*WORK REQUEST*
Copy each line of the entries that includes the word "portion".

*Items from a figure collection*
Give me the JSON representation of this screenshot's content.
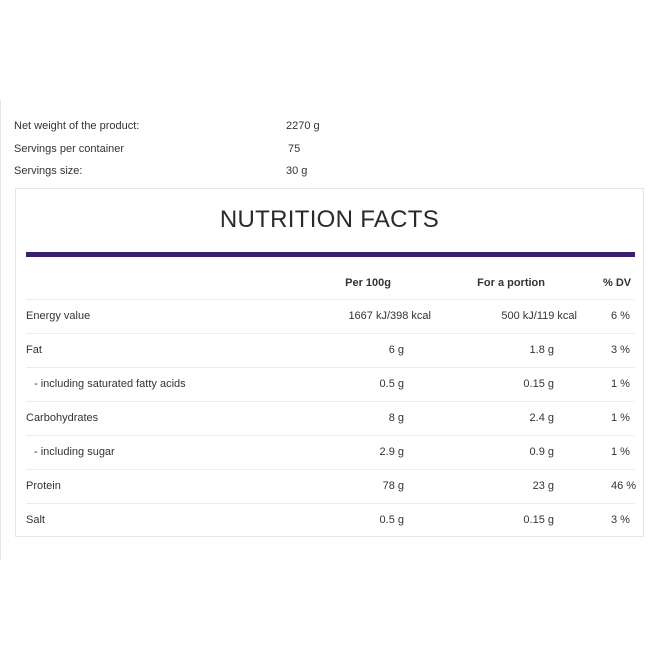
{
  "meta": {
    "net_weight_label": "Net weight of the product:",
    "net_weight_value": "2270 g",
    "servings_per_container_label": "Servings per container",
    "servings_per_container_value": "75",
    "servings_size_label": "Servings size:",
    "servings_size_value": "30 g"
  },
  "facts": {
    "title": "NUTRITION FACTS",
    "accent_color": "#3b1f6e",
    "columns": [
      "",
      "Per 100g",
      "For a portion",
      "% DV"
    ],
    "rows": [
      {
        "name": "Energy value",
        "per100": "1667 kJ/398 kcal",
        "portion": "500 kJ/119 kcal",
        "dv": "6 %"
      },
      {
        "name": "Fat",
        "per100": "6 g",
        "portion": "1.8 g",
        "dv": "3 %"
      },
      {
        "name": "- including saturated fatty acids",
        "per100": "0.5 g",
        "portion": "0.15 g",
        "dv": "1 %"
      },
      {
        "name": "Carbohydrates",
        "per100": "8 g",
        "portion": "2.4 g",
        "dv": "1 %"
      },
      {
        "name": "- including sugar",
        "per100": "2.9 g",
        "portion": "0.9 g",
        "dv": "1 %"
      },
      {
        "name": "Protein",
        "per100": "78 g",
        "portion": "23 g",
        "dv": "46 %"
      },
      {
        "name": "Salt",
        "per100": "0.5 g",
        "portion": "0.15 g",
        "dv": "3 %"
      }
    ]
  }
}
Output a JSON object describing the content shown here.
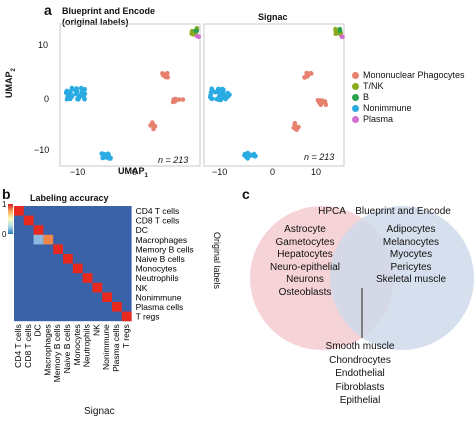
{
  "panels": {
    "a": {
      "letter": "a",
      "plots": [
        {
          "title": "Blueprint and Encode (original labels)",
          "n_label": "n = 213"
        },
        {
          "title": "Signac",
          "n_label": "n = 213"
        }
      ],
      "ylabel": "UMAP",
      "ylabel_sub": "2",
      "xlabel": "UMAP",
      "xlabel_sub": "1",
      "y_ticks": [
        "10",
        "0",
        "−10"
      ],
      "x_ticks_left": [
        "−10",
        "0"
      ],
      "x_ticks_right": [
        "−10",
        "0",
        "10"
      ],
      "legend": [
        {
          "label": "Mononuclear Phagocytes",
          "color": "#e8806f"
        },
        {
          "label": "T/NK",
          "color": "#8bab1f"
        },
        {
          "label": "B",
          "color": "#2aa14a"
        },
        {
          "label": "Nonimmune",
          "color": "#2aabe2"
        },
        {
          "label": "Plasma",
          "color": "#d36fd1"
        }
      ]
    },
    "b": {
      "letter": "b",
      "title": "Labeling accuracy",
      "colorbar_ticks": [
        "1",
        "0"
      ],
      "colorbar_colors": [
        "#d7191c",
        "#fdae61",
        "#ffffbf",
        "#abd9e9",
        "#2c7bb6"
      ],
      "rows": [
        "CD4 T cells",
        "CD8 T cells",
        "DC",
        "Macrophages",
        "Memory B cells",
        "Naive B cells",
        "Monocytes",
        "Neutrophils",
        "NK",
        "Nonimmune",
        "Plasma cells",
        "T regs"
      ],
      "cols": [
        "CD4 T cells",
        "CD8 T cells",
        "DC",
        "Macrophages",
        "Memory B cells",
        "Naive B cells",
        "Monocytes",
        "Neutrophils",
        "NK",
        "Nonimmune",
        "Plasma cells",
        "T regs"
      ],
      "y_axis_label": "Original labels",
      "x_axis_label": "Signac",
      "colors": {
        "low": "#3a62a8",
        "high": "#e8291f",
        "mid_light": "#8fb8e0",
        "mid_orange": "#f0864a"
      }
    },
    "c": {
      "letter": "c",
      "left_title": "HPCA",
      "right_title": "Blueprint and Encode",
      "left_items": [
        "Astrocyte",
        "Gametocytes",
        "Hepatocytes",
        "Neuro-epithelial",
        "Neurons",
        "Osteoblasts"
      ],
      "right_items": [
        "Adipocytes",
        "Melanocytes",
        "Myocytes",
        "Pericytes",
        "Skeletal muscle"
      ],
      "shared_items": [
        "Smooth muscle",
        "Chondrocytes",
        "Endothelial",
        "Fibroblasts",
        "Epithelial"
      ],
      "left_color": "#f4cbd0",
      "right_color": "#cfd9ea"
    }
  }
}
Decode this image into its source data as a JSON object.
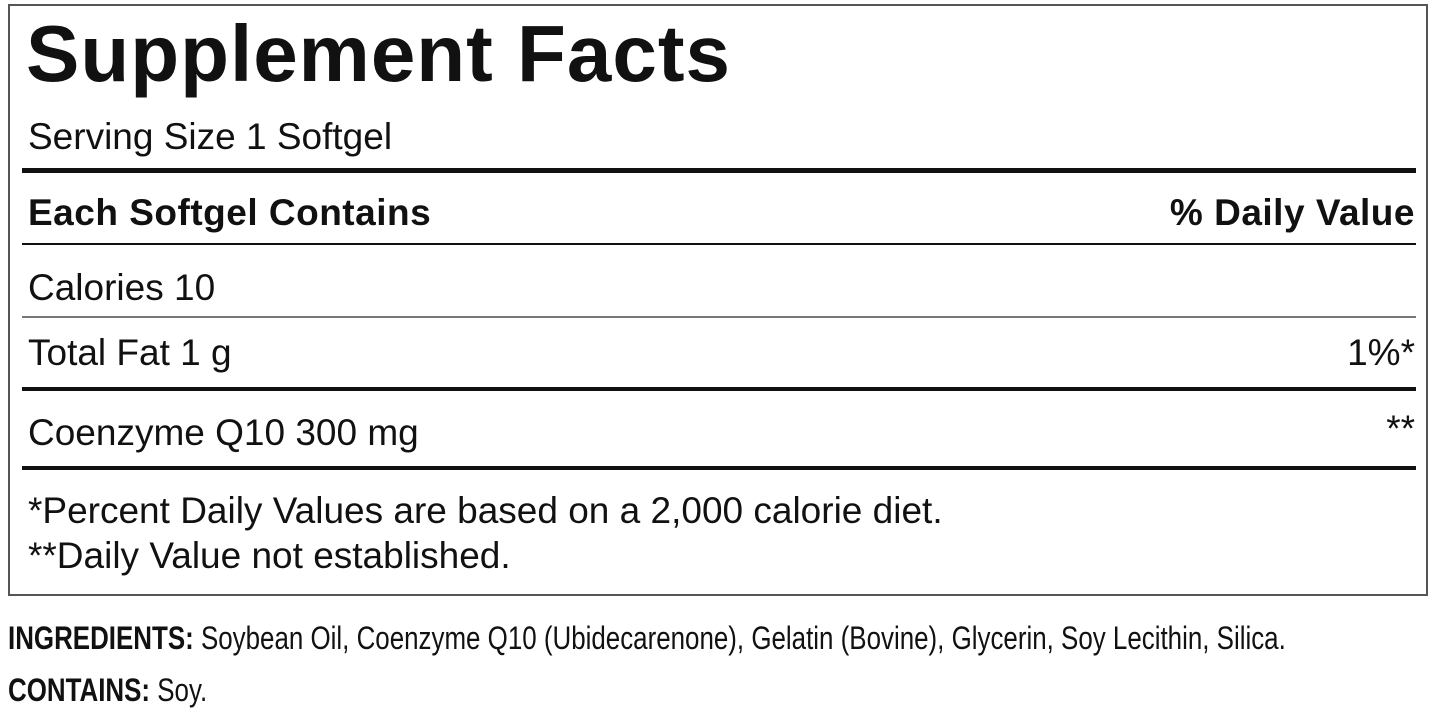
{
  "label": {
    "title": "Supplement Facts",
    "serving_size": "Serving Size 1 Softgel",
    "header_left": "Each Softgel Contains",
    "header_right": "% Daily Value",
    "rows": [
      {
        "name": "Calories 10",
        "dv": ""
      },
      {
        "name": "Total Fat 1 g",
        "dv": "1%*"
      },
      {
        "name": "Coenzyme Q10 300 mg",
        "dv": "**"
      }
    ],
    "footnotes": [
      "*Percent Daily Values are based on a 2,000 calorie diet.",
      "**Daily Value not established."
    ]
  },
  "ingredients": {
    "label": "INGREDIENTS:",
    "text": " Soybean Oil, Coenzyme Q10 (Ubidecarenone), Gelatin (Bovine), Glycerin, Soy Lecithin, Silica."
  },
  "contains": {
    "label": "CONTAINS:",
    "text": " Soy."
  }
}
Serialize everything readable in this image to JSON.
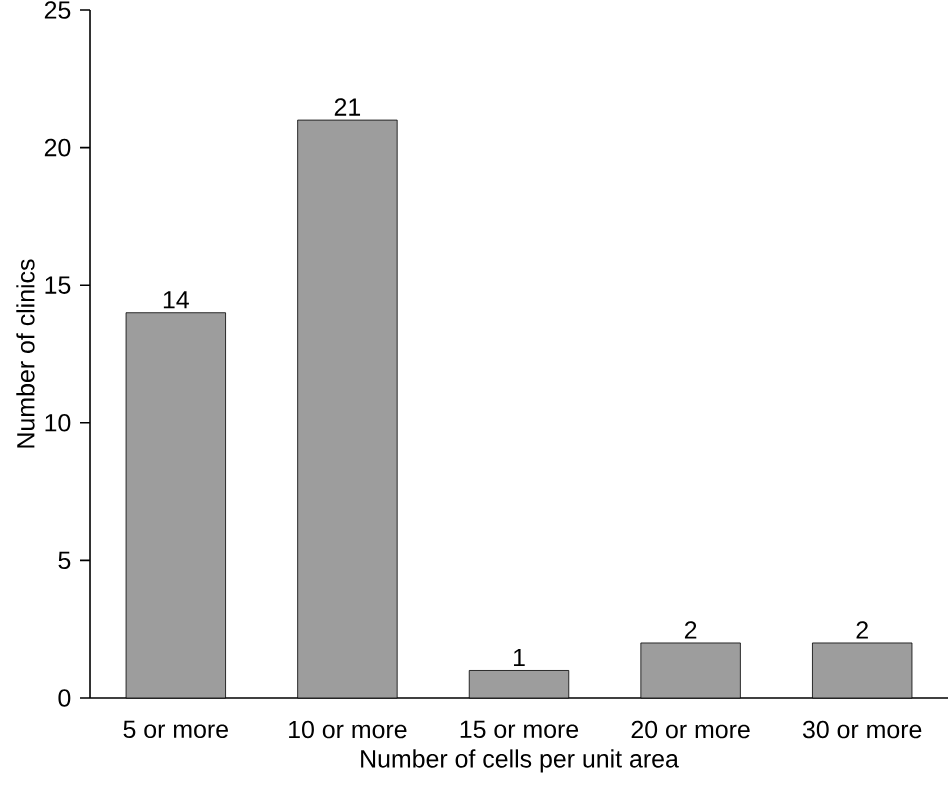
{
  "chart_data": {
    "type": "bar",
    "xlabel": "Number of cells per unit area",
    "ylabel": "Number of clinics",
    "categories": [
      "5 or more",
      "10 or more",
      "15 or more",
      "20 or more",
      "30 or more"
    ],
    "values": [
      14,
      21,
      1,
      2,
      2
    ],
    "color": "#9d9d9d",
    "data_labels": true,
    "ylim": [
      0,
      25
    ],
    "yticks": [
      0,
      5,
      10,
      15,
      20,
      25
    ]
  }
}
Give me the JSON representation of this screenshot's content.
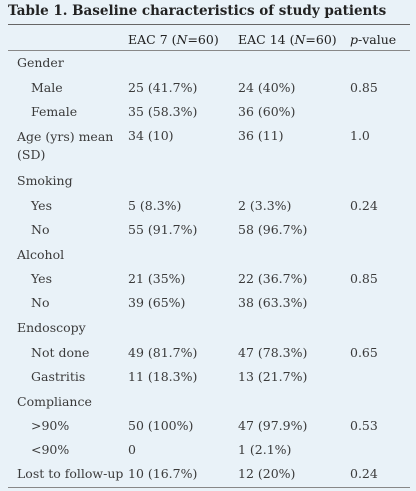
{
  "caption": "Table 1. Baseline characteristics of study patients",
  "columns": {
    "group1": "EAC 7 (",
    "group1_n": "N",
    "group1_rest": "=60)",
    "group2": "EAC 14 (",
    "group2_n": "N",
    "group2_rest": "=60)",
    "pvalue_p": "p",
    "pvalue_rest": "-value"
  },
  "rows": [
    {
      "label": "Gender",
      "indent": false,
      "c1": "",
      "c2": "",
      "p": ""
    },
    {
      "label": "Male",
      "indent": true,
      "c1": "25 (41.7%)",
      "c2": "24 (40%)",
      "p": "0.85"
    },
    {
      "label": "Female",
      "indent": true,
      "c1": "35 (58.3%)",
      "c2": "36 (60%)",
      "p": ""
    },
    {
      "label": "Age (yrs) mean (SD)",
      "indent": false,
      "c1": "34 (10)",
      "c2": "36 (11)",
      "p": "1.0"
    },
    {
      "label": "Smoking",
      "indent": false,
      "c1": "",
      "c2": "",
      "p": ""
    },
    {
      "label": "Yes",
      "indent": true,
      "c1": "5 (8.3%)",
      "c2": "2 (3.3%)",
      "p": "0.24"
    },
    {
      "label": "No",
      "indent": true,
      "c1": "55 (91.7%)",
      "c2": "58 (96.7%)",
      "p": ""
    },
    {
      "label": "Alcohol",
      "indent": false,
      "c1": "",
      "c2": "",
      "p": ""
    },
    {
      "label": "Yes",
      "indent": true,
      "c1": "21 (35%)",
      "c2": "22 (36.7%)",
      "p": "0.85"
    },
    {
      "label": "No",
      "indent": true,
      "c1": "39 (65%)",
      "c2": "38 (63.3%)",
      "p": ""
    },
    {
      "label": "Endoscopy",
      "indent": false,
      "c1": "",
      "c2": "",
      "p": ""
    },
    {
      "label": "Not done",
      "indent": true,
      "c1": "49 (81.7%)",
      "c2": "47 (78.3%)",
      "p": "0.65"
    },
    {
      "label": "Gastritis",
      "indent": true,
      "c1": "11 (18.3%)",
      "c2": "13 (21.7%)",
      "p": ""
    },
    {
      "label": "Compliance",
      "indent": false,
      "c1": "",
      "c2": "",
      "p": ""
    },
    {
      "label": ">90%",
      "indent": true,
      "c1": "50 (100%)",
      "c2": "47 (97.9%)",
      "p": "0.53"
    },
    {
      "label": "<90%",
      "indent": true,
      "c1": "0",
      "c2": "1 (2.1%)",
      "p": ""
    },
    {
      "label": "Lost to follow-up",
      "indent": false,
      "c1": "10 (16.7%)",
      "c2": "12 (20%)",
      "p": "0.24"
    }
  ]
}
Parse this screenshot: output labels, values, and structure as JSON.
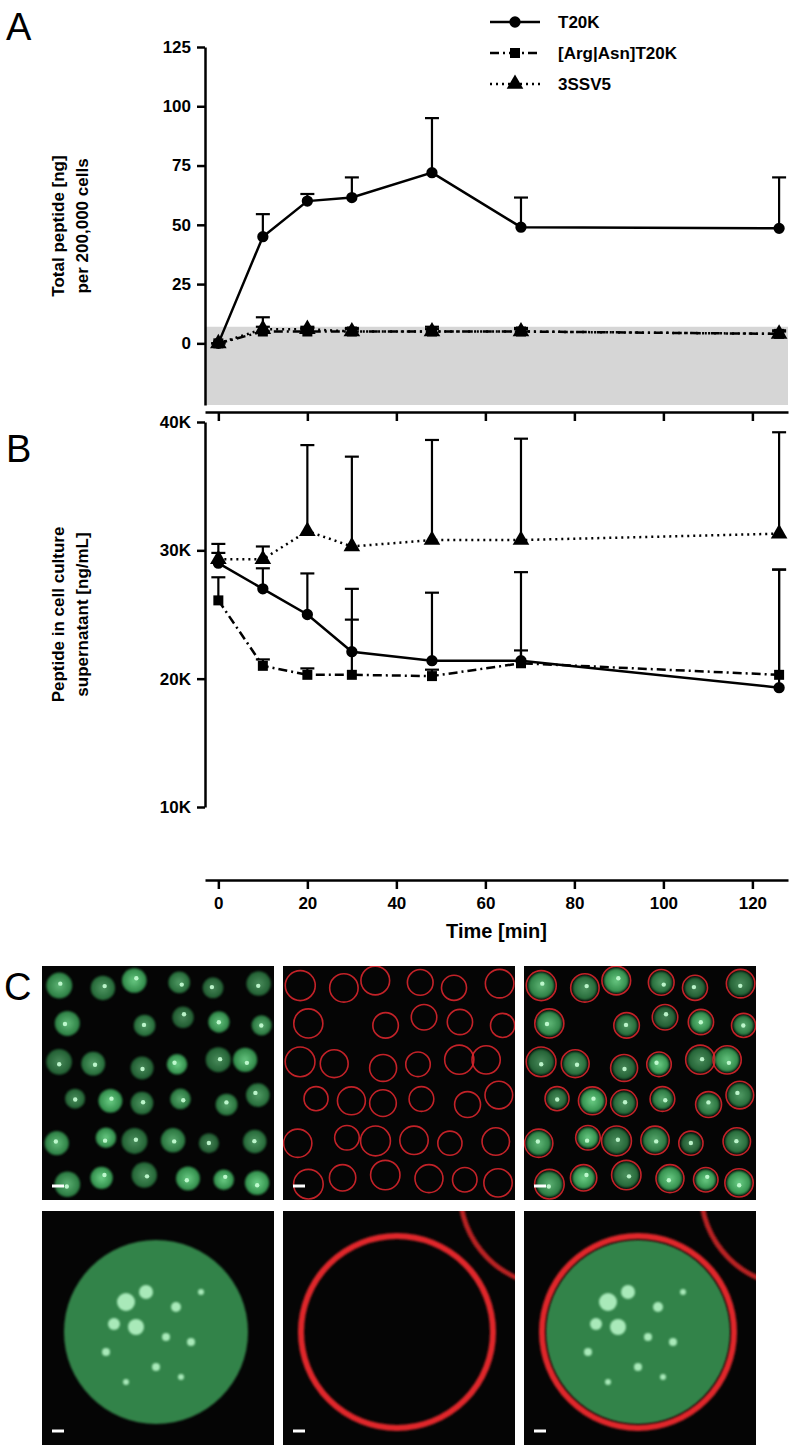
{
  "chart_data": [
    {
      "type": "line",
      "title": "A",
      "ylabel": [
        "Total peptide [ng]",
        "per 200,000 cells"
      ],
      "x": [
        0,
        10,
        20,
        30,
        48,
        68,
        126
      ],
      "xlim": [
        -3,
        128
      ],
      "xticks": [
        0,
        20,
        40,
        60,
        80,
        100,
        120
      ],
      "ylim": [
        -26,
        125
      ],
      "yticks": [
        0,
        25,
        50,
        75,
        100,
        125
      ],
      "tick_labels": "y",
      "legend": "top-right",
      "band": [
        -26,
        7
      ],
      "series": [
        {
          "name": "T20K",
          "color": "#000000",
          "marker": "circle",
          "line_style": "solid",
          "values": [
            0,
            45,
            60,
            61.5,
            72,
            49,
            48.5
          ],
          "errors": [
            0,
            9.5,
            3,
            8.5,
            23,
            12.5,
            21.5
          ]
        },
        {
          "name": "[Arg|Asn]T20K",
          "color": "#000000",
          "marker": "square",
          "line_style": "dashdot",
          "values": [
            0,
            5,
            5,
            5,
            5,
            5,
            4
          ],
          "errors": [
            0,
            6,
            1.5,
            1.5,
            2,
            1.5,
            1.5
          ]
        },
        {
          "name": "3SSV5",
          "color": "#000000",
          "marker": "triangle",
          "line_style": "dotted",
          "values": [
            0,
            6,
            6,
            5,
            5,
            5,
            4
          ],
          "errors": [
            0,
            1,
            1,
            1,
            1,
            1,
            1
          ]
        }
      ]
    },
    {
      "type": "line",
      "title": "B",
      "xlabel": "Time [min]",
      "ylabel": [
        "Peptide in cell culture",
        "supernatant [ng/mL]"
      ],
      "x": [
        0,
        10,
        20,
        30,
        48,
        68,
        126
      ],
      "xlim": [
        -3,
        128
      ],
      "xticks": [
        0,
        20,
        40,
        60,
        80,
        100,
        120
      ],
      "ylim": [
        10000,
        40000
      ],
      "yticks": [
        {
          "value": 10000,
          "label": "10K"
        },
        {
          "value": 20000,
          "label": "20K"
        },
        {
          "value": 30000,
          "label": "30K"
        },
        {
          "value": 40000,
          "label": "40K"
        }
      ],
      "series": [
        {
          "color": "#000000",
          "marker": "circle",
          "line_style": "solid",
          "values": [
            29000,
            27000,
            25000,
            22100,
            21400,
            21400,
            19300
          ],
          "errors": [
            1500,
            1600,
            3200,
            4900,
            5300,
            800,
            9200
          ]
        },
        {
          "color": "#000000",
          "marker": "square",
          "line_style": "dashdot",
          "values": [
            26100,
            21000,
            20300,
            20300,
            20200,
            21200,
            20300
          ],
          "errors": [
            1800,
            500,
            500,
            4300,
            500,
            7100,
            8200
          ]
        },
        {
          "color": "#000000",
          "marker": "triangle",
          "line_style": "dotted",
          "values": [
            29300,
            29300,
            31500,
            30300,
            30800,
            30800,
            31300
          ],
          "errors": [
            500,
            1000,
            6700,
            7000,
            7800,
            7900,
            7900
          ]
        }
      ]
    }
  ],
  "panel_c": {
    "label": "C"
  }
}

*YOUR SOLUTION*
      "For a portion",
        "portion": "500 kJ/119 kcal",
        "portion": "1.8 g",
        "portion": "0.15 g",
        "portion": "2.4 g",
        "portion": "0.9 g",
        "portion": "23 g",
        "portion": "0.15 g",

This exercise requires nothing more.